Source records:
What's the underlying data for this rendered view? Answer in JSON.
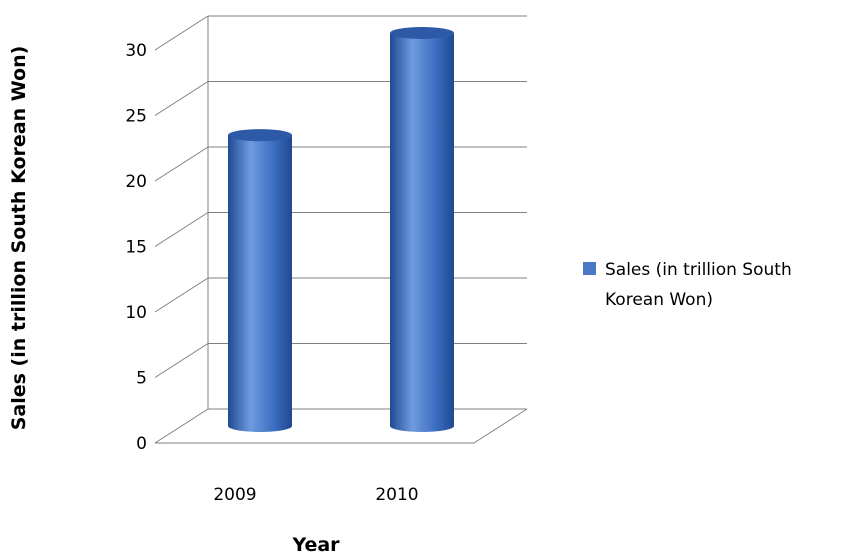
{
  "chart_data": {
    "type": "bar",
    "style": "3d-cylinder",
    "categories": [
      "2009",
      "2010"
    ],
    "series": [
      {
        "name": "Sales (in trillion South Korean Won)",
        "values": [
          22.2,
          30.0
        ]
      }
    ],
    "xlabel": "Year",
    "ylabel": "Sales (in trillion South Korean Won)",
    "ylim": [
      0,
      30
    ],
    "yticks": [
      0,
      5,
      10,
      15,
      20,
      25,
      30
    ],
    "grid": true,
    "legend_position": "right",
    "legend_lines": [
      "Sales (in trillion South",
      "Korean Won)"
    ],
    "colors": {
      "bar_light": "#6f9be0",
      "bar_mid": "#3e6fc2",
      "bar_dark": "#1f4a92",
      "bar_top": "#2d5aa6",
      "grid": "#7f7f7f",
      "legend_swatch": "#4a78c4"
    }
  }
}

==

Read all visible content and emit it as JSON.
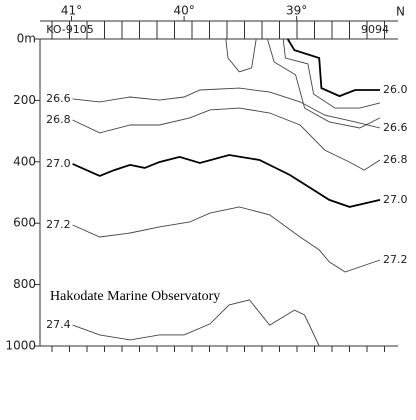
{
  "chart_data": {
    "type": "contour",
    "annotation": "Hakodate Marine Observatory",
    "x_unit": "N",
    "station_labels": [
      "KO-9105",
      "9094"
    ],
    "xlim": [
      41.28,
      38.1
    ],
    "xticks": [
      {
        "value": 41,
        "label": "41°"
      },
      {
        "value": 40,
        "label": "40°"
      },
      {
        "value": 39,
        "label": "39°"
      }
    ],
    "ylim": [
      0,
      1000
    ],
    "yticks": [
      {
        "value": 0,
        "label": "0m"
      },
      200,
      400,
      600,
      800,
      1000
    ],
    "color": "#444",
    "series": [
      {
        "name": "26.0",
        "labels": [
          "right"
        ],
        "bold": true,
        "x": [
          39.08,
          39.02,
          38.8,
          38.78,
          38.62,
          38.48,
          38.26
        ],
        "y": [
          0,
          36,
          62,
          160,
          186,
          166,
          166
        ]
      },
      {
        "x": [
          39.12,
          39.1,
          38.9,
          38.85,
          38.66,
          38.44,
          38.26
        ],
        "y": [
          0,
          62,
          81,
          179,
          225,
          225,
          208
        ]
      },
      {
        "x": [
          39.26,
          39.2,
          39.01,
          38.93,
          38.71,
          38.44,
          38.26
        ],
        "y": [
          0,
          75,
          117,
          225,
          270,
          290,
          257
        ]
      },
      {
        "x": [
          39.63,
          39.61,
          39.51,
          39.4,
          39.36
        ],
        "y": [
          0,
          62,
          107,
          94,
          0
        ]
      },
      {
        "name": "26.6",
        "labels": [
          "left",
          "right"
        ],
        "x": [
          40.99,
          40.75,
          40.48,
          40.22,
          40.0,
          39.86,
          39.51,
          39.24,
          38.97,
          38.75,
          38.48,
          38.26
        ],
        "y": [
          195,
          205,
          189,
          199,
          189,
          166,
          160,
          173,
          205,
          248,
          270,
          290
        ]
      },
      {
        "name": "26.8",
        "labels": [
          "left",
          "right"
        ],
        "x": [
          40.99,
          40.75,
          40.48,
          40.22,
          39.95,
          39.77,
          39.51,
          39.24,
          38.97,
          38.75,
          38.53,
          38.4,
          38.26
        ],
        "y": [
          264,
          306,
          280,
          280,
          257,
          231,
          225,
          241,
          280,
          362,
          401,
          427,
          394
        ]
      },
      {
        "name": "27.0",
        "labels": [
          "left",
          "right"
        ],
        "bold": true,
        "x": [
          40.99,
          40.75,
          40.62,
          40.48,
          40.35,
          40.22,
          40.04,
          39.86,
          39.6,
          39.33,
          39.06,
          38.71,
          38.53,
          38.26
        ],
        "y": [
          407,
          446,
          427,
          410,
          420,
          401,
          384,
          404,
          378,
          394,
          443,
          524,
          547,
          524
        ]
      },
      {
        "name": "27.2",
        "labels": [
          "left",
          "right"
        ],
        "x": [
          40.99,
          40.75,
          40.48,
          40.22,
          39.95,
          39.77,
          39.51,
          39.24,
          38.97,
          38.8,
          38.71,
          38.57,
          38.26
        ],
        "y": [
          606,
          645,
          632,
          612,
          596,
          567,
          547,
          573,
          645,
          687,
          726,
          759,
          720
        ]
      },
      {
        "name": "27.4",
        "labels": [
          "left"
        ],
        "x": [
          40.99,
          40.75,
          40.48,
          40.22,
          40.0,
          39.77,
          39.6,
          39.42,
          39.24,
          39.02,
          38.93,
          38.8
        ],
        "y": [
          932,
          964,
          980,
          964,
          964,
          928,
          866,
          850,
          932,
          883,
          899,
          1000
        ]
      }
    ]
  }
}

...

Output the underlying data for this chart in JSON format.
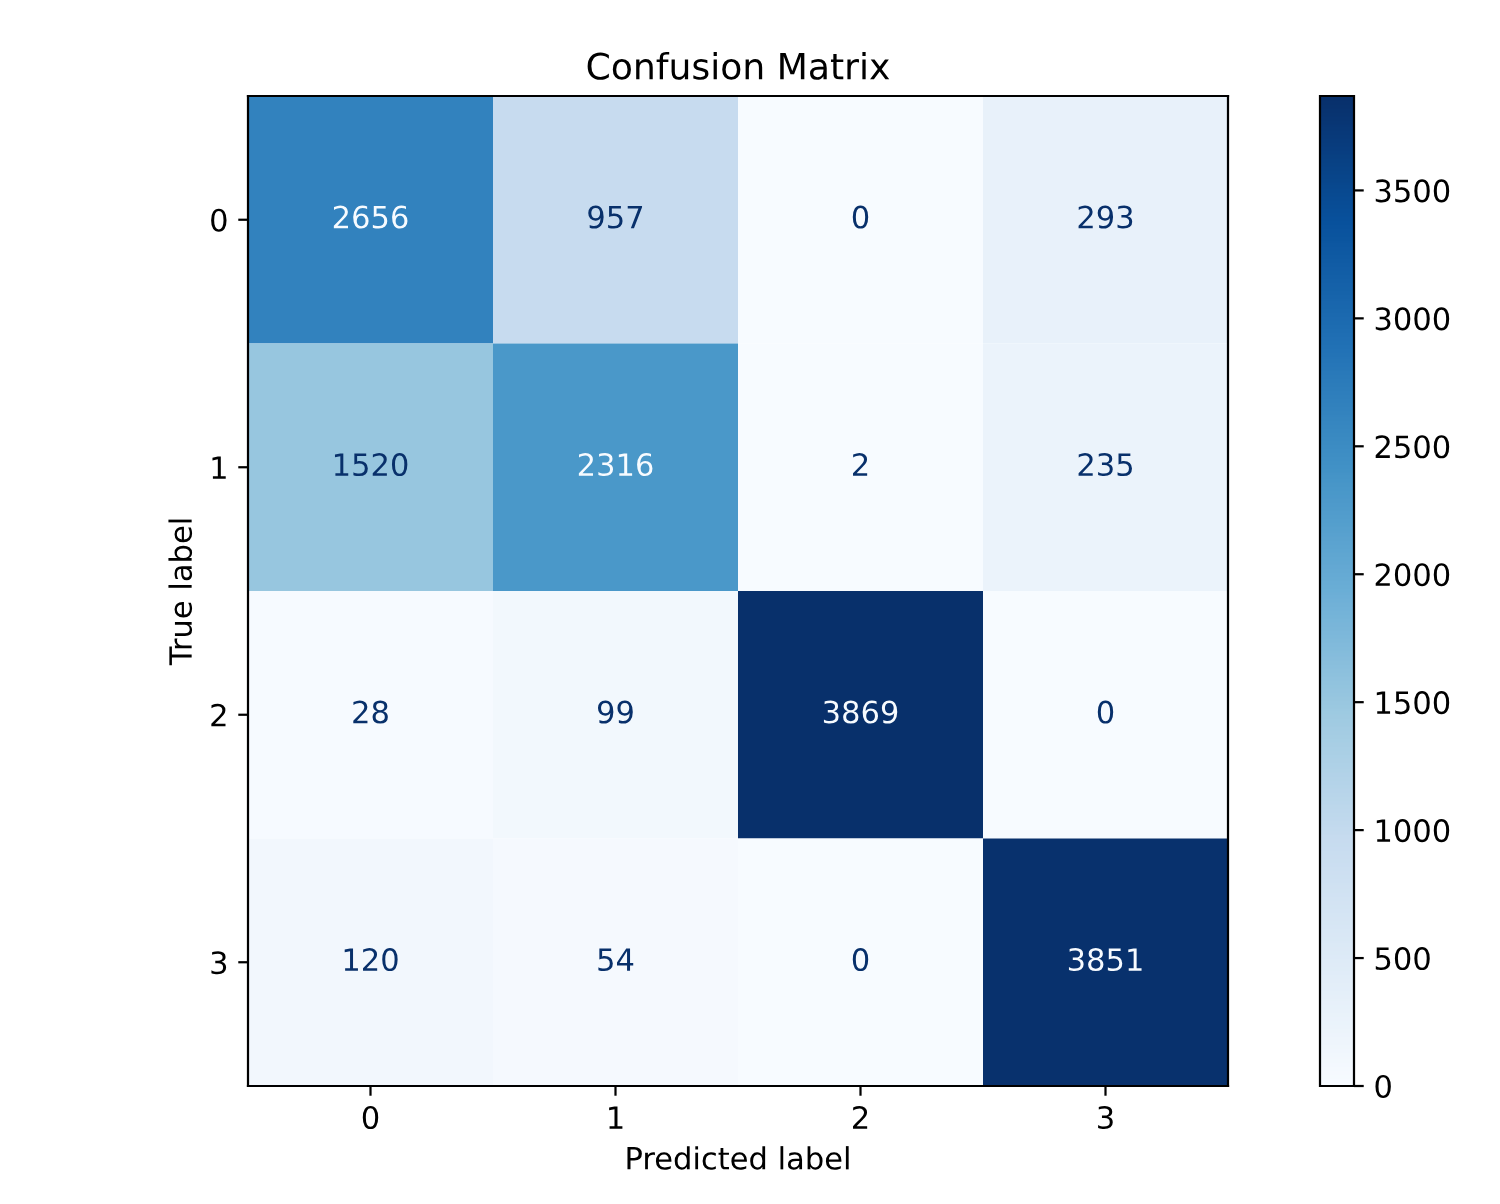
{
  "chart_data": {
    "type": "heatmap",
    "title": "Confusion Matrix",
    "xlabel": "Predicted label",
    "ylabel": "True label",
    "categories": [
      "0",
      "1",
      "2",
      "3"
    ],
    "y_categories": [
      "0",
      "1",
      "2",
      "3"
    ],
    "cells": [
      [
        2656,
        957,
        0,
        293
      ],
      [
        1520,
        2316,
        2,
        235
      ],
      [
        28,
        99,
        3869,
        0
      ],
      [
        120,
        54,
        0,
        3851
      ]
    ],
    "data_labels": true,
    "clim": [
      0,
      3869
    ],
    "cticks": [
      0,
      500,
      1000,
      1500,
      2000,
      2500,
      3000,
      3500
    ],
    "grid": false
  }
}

What the task requires
How many lines of these entries contain "Korean"? Answer with the number and nothing else.

Correct output
3